- TASK TO CARRY OUT -
Your task is to repeat the entries exactly. Leave the pictures out.

- Dataset entries -
○ ○ ○ ○ ○

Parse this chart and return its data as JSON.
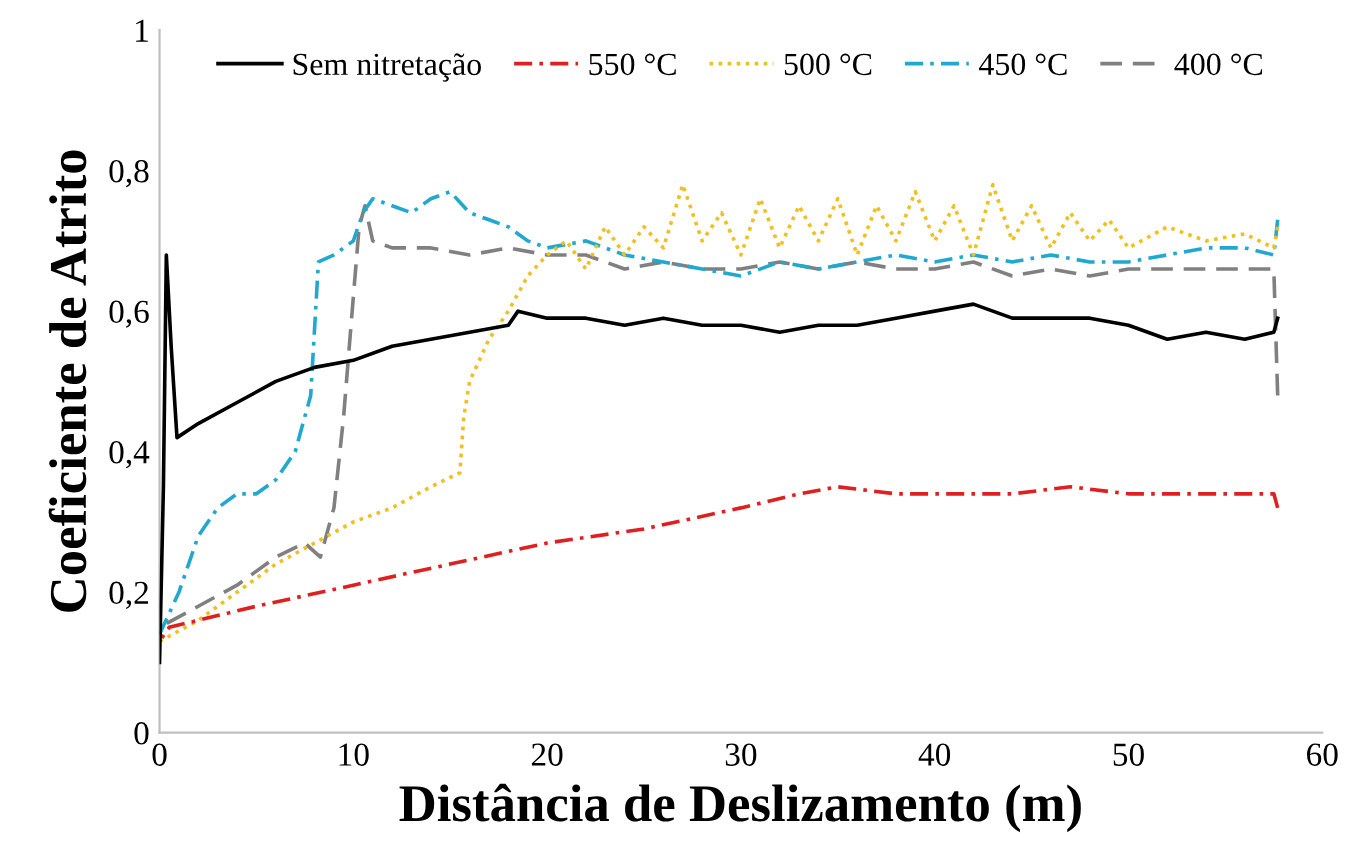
{
  "chart_data": {
    "type": "line",
    "xlabel": "Distância de Deslizamento (m)",
    "ylabel": "Coeficiente de Atrito",
    "xlim": [
      0,
      60
    ],
    "xticks": [
      0,
      10,
      20,
      30,
      40,
      50,
      60
    ],
    "ylim": [
      0,
      1
    ],
    "yticks": [
      0,
      {
        "value": 0.2,
        "label": "0,2"
      },
      {
        "value": 0.4,
        "label": "0,4"
      },
      {
        "value": 0.6,
        "label": "0,6"
      },
      {
        "value": 0.8,
        "label": "0,8"
      },
      1
    ],
    "grid": false,
    "legend": "top",
    "marker": "none",
    "series": [
      {
        "name": "Sem nitretação",
        "color": "#000000",
        "line_style": "solid",
        "x": [
          0,
          0.2,
          0.35,
          0.6,
          0.9,
          2,
          4,
          6,
          8,
          10,
          12,
          14,
          16,
          18,
          18.5,
          20,
          22,
          24,
          26,
          28,
          30,
          32,
          34,
          36,
          38,
          40,
          42,
          44,
          46,
          48,
          50,
          52,
          54,
          56,
          57.5,
          57.7
        ],
        "values": [
          0.1,
          0.35,
          0.68,
          0.55,
          0.42,
          0.44,
          0.47,
          0.5,
          0.52,
          0.53,
          0.55,
          0.56,
          0.57,
          0.58,
          0.6,
          0.59,
          0.59,
          0.58,
          0.59,
          0.58,
          0.58,
          0.57,
          0.58,
          0.58,
          0.59,
          0.6,
          0.61,
          0.59,
          0.59,
          0.59,
          0.58,
          0.56,
          0.57,
          0.56,
          0.57,
          0.59
        ]
      },
      {
        "name": "550 °C",
        "color": "#e02020",
        "line_style": "dashdot",
        "x": [
          0,
          0.5,
          2,
          5,
          10,
          15,
          20,
          25,
          30,
          33,
          35,
          38,
          40,
          44,
          47,
          50,
          55,
          57.5,
          57.7
        ],
        "values": [
          0.13,
          0.15,
          0.16,
          0.18,
          0.21,
          0.24,
          0.27,
          0.29,
          0.32,
          0.34,
          0.35,
          0.34,
          0.34,
          0.34,
          0.35,
          0.34,
          0.34,
          0.34,
          0.32
        ]
      },
      {
        "name": "500 °C",
        "color": "#f0c020",
        "line_style": "dotted",
        "x": [
          0,
          2,
          4,
          6,
          8,
          10,
          12,
          14,
          15.5,
          15.7,
          16,
          17,
          18,
          19,
          20,
          21,
          22,
          23,
          24,
          25,
          26,
          27,
          28,
          29,
          30,
          31,
          32,
          33,
          34,
          35,
          36,
          37,
          38,
          39,
          40,
          41,
          42,
          43,
          44,
          45,
          46,
          47,
          48,
          49,
          50,
          52,
          54,
          56,
          57.5,
          57.7
        ],
        "values": [
          0.13,
          0.16,
          0.2,
          0.24,
          0.27,
          0.3,
          0.32,
          0.35,
          0.37,
          0.45,
          0.5,
          0.56,
          0.6,
          0.65,
          0.68,
          0.7,
          0.66,
          0.72,
          0.68,
          0.72,
          0.69,
          0.78,
          0.7,
          0.74,
          0.68,
          0.76,
          0.69,
          0.75,
          0.7,
          0.76,
          0.68,
          0.75,
          0.7,
          0.77,
          0.7,
          0.75,
          0.68,
          0.78,
          0.7,
          0.75,
          0.69,
          0.74,
          0.7,
          0.73,
          0.69,
          0.72,
          0.7,
          0.71,
          0.69,
          0.72
        ]
      },
      {
        "name": "450 °C",
        "color": "#20a8d0",
        "line_style": "dashdot",
        "x": [
          0,
          1,
          2,
          3,
          4,
          5,
          6,
          7,
          7.8,
          8.2,
          9,
          10,
          10.5,
          11,
          12,
          13,
          14,
          15,
          16,
          17,
          18,
          19,
          20,
          22,
          24,
          26,
          28,
          30,
          32,
          34,
          36,
          38,
          40,
          42,
          44,
          46,
          48,
          50,
          52,
          54,
          56,
          57.5,
          57.7
        ],
        "values": [
          0.14,
          0.2,
          0.28,
          0.32,
          0.34,
          0.34,
          0.36,
          0.4,
          0.48,
          0.67,
          0.68,
          0.7,
          0.74,
          0.76,
          0.75,
          0.74,
          0.76,
          0.77,
          0.74,
          0.73,
          0.72,
          0.7,
          0.69,
          0.7,
          0.68,
          0.67,
          0.66,
          0.65,
          0.67,
          0.66,
          0.67,
          0.68,
          0.67,
          0.68,
          0.67,
          0.68,
          0.67,
          0.67,
          0.68,
          0.69,
          0.69,
          0.68,
          0.73
        ]
      },
      {
        "name": "400 °C",
        "color": "#808080",
        "line_style": "dashed",
        "x": [
          0,
          2,
          4,
          6,
          7.5,
          8.3,
          9,
          9.5,
          10,
          10.3,
          10.6,
          11,
          12,
          14,
          16,
          18,
          20,
          22,
          24,
          26,
          28,
          30,
          32,
          34,
          36,
          38,
          40,
          42,
          44,
          46,
          48,
          50,
          52,
          54,
          56,
          57.5,
          57.7
        ],
        "values": [
          0.15,
          0.18,
          0.21,
          0.25,
          0.27,
          0.25,
          0.32,
          0.45,
          0.62,
          0.72,
          0.75,
          0.7,
          0.69,
          0.69,
          0.68,
          0.69,
          0.68,
          0.68,
          0.66,
          0.67,
          0.66,
          0.66,
          0.67,
          0.66,
          0.67,
          0.66,
          0.66,
          0.67,
          0.65,
          0.66,
          0.65,
          0.66,
          0.66,
          0.66,
          0.66,
          0.66,
          0.48
        ]
      }
    ]
  }
}
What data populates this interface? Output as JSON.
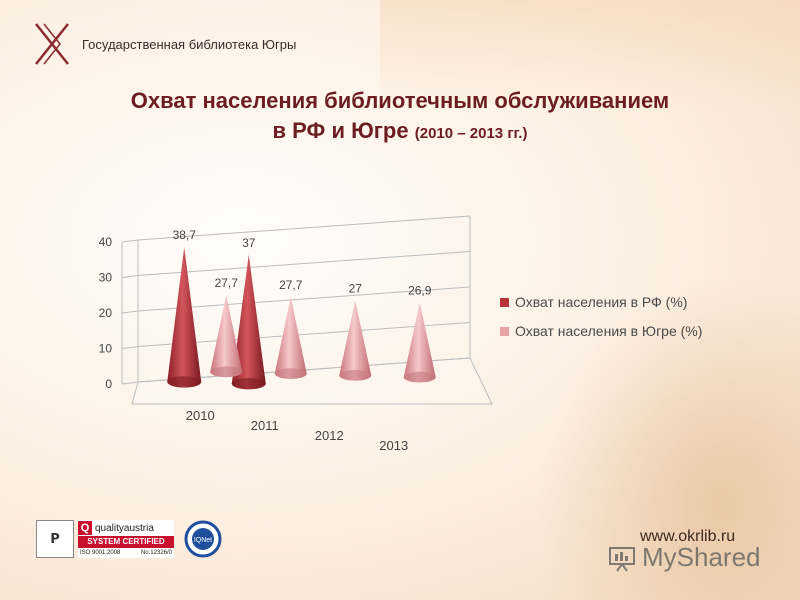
{
  "header": {
    "org_name": "Государственная библиотека Югры",
    "logo_icon": "library-logo-icon"
  },
  "title": {
    "line1": "Охват населения библиотечным обслуживанием",
    "line2_main": "в РФ и Югре",
    "line2_sub": "(2010 – 2013 гг.)"
  },
  "chart_data": {
    "type": "bar",
    "style": "3d-cone",
    "title": "Охват населения библиотечным обслуживанием в РФ и Югре (2010 – 2013 гг.)",
    "categories": [
      "2010",
      "2011",
      "2012",
      "2013"
    ],
    "series": [
      {
        "name": "Охват населения в РФ (%)",
        "color": "#b8323a",
        "values": [
          38.7,
          37,
          null,
          null
        ],
        "labels": [
          "38,7",
          "37",
          "",
          ""
        ]
      },
      {
        "name": "Охват населения в Югре (%)",
        "color": "#e8a2a6",
        "values": [
          27.7,
          27.7,
          27,
          26.9
        ],
        "labels": [
          "27,7",
          "27,7",
          "27",
          "26,9"
        ]
      }
    ],
    "ylim": [
      0,
      40
    ],
    "yticks": [
      "0",
      "10",
      "20",
      "30",
      "40"
    ],
    "grid": true,
    "legend_position": "right"
  },
  "legend": {
    "items": [
      {
        "label": "Охват населения в РФ (%)",
        "color": "#b8323a"
      },
      {
        "label": "Охват населения в Югре (%)",
        "color": "#e8a2a6"
      }
    ]
  },
  "footer": {
    "cert1": "P",
    "quality_brand": "qualityaustria",
    "quality_cert": "SYSTEM CERTIFIED",
    "quality_iso": "ISO 9001:2008",
    "quality_no": "No.12326/0",
    "iqnet": "IQNet",
    "site_url": "www.okrlib.ru",
    "watermark": "MyShared"
  }
}
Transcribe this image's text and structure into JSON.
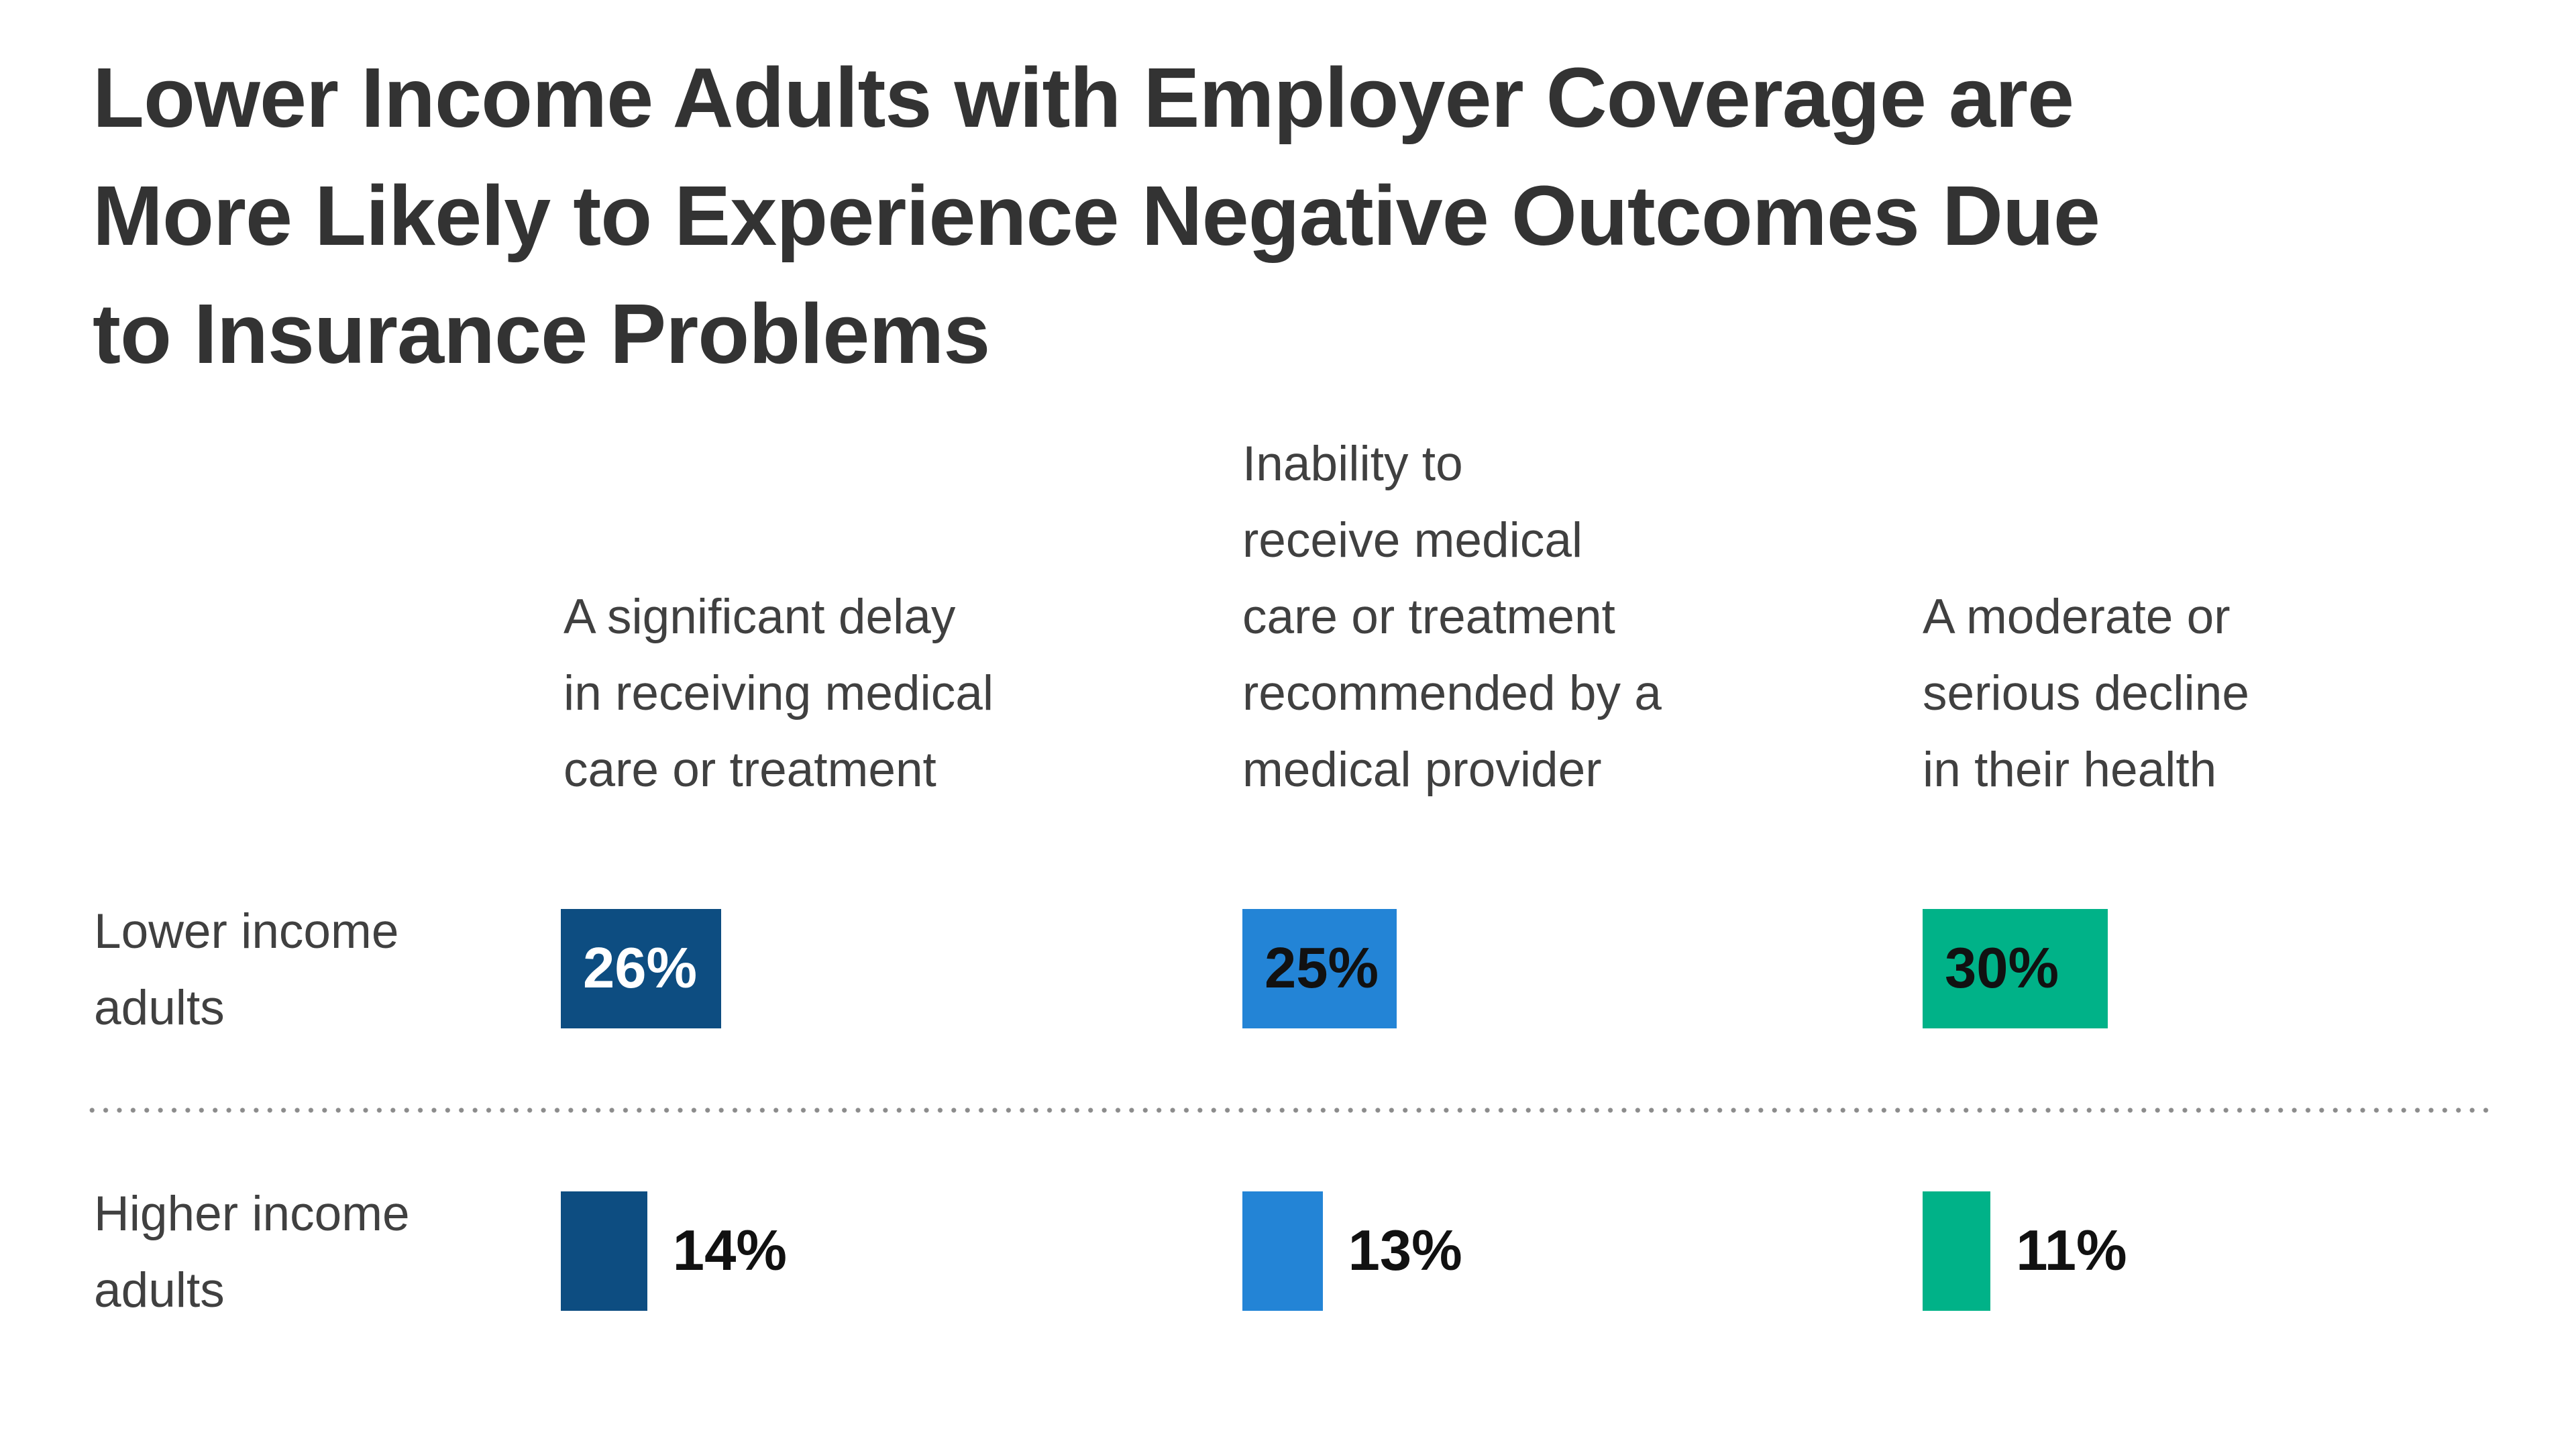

○ ○ ○ ○ ○

- REPLY -
Parse this chart and return its data as JSON.
{
  "chart_data": {
    "type": "line",
    "xlabel": "Distância de Deslizamento (m)",
    "ylabel": "Coeficiente de Atrito",
    "xlim": [
      0,
      60
    ],
    "xticks": [
      0,
      10,
      20,
      30,
      40,
      50,
      60
    ],
    "ylim": [
      0,
      1
    ],
    "yticks": [
      0,
      {
        "value": 0.2,
        "label": "0,2"
      },
      {
        "value": 0.4,
        "label": "0,4"
      },
      {
        "value": 0.6,
        "label": "0,6"
      },
      {
        "value": 0.8,
        "label": "0,8"
      },
      1
    ],
    "grid": false,
    "legend": "top",
    "marker": "none",
    "series": [
      {
        "name": "Sem nitretação",
        "color": "#000000",
        "line_style": "solid",
        "x": [
          0,
          0.2,
          0.35,
          0.6,
          0.9,
          2,
          4,
          6,
          8,
          10,
          12,
          14,
          16,
          18,
          18.5,
          20,
          22,
          24,
          26,
          28,
          30,
          32,
          34,
          36,
          38,
          40,
          42,
          44,
          46,
          48,
          50,
          52,
          54,
          56,
          57.5,
          57.7
        ],
        "values": [
          0.1,
          0.35,
          0.68,
          0.55,
          0.42,
          0.44,
          0.47,
          0.5,
          0.52,
          0.53,
          0.55,
          0.56,
          0.57,
          0.58,
          0.6,
          0.59,
          0.59,
          0.58,
          0.59,
          0.58,
          0.58,
          0.57,
          0.58,
          0.58,
          0.59,
          0.6,
          0.61,
          0.59,
          0.59,
          0.59,
          0.58,
          0.56,
          0.57,
          0.56,
          0.57,
          0.59
        ]
      },
      {
        "name": "550 °C",
        "color": "#e02020",
        "line_style": "dashdot",
        "x": [
          0,
          0.5,
          2,
          5,
          10,
          15,
          20,
          25,
          30,
          33,
          35,
          38,
          40,
          44,
          47,
          50,
          55,
          57.5,
          57.7
        ],
        "values": [
          0.13,
          0.15,
          0.16,
          0.18,
          0.21,
          0.24,
          0.27,
          0.29,
          0.32,
          0.34,
          0.35,
          0.34,
          0.34,
          0.34,
          0.35,
          0.34,
          0.34,
          0.34,
          0.32
        ]
      },
      {
        "name": "500 °C",
        "color": "#f0c020",
        "line_style": "dotted",
        "x": [
          0,
          2,
          4,
          6,
          8,
          10,
          12,
          14,
          15.5,
          15.7,
          16,
          17,
          18,
          19,
          20,
          21,
          22,
          23,
          24,
          25,
          26,
          27,
          28,
          29,
          30,
          31,
          32,
          33,
          34,
          35,
          36,
          37,
          38,
          39,
          40,
          41,
          42,
          43,
          44,
          45,
          46,
          47,
          48,
          49,
          50,
          52,
          54,
          56,
          57.5,
          57.7
        ],
        "values": [
          0.13,
          0.16,
          0.2,
          0.24,
          0.27,
          0.3,
          0.32,
          0.35,
          0.37,
          0.45,
          0.5,
          0.56,
          0.6,
          0.65,
          0.68,
          0.7,
          0.66,
          0.72,
          0.68,
          0.72,
          0.69,
          0.78,
          0.7,
          0.74,
          0.68,
          0.76,
          0.69,
          0.75,
          0.7,
          0.76,
          0.68,
          0.75,
          0.7,
          0.77,
          0.7,
          0.75,
          0.68,
          0.78,
          0.7,
          0.75,
          0.69,
          0.74,
          0.7,
          0.73,
          0.69,
          0.72,
          0.7,
          0.71,
          0.69,
          0.72
        ]
      },
      {
        "name": "450 °C",
        "color": "#20a8d0",
        "line_style": "dashdot",
        "x": [
          0,
          1,
          2,
          3,
          4,
          5,
          6,
          7,
          7.8,
          8.2,
          9,
          10,
          10.5,
          11,
          12,
          13,
          14,
          15,
          16,
          17,
          18,
          19,
          20,
          22,
          24,
          26,
          28,
          30,
          32,
          34,
          36,
          38,
          40,
          42,
          44,
          46,
          48,
          50,
          52,
          54,
          56,
          57.5,
          57.7
        ],
        "values": [
          0.14,
          0.2,
          0.28,
          0.32,
          0.34,
          0.34,
          0.36,
          0.4,
          0.48,
          0.67,
          0.68,
          0.7,
          0.74,
          0.76,
          0.75,
          0.74,
          0.76,
          0.77,
          0.74,
          0.73,
          0.72,
          0.7,
          0.69,
          0.7,
          0.68,
          0.67,
          0.66,
          0.65,
          0.67,
          0.66,
          0.67,
          0.68,
          0.67,
          0.68,
          0.67,
          0.68,
          0.67,
          0.67,
          0.68,
          0.69,
          0.69,
          0.68,
          0.73
        ]
      },
      {
        "name": "400 °C",
        "color": "#808080",
        "line_style": "dashed",
        "x": [
          0,
          2,
          4,
          6,
          7.5,
          8.3,
          9,
          9.5,
          10,
          10.3,
          10.6,
          11,
          12,
          14,
          16,
          18,
          20,
          22,
          24,
          26,
          28,
          30,
          32,
          34,
          36,
          38,
          40,
          42,
          44,
          46,
          48,
          50,
          52,
          54,
          56,
          57.5,
          57.7
        ],
        "values": [
          0.15,
          0.18,
          0.21,
          0.25,
          0.27,
          0.25,
          0.32,
          0.45,
          0.62,
          0.72,
          0.75,
          0.7,
          0.69,
          0.69,
          0.68,
          0.69,
          0.68,
          0.68,
          0.66,
          0.67,
          0.66,
          0.66,
          0.67,
          0.66,
          0.67,
          0.66,
          0.66,
          0.67,
          0.65,
          0.66,
          0.65,
          0.66,
          0.66,
          0.66,
          0.66,
          0.66,
          0.48
        ]
      }
    ]
  }
}
What data populates this interface? Output as JSON.
{
  "header": {
    "org_name": "Государственная библиотека Югры",
    "logo_icon": "library-logo-icon"
  },
  "title": {
    "line1": "Охват населения библиотечным обслуживанием",
    "line2_main": "в РФ и Югре",
    "line2_sub": "(2010 – 2013 гг.)"
  },
  "chart_data": {
    "type": "bar",
    "style": "3d-cone",
    "title": "Охват населения библиотечным обслуживанием в РФ и Югре (2010 – 2013 гг.)",
    "categories": [
      "2010",
      "2011",
      "2012",
      "2013"
    ],
    "series": [
      {
        "name": "Охват населения в РФ (%)",
        "color": "#b8323a",
        "values": [
          38.7,
          37,
          null,
          null
        ],
        "labels": [
          "38,7",
          "37",
          "",
          ""
        ]
      },
      {
        "name": "Охват населения в Югре (%)",
        "color": "#e8a2a6",
        "values": [
          27.7,
          27.7,
          27,
          26.9
        ],
        "labels": [
          "27,7",
          "27,7",
          "27",
          "26,9"
        ]
      }
    ],
    "ylim": [
      0,
      40
    ],
    "yticks": [
      "0",
      "10",
      "20",
      "30",
      "40"
    ],
    "grid": true,
    "legend_position": "right"
  },
  "legend": {
    "items": [
      {
        "label": "Охват населения в РФ (%)",
        "color": "#b8323a"
      },
      {
        "label": "Охват населения в Югре (%)",
        "color": "#e8a2a6"
      }
    ]
  },
  "footer": {
    "cert1": "P",
    "quality_brand": "qualityaustria",
    "quality_cert": "SYSTEM CERTIFIED",
    "quality_iso": "ISO 9001:2008",
    "quality_no": "No.12326/0",
    "iqnet": "IQNet",
    "site_url": "www.okrlib.ru",
    "watermark": "MyShared"
  }
}
Transcribe this image's text and structure into JSON.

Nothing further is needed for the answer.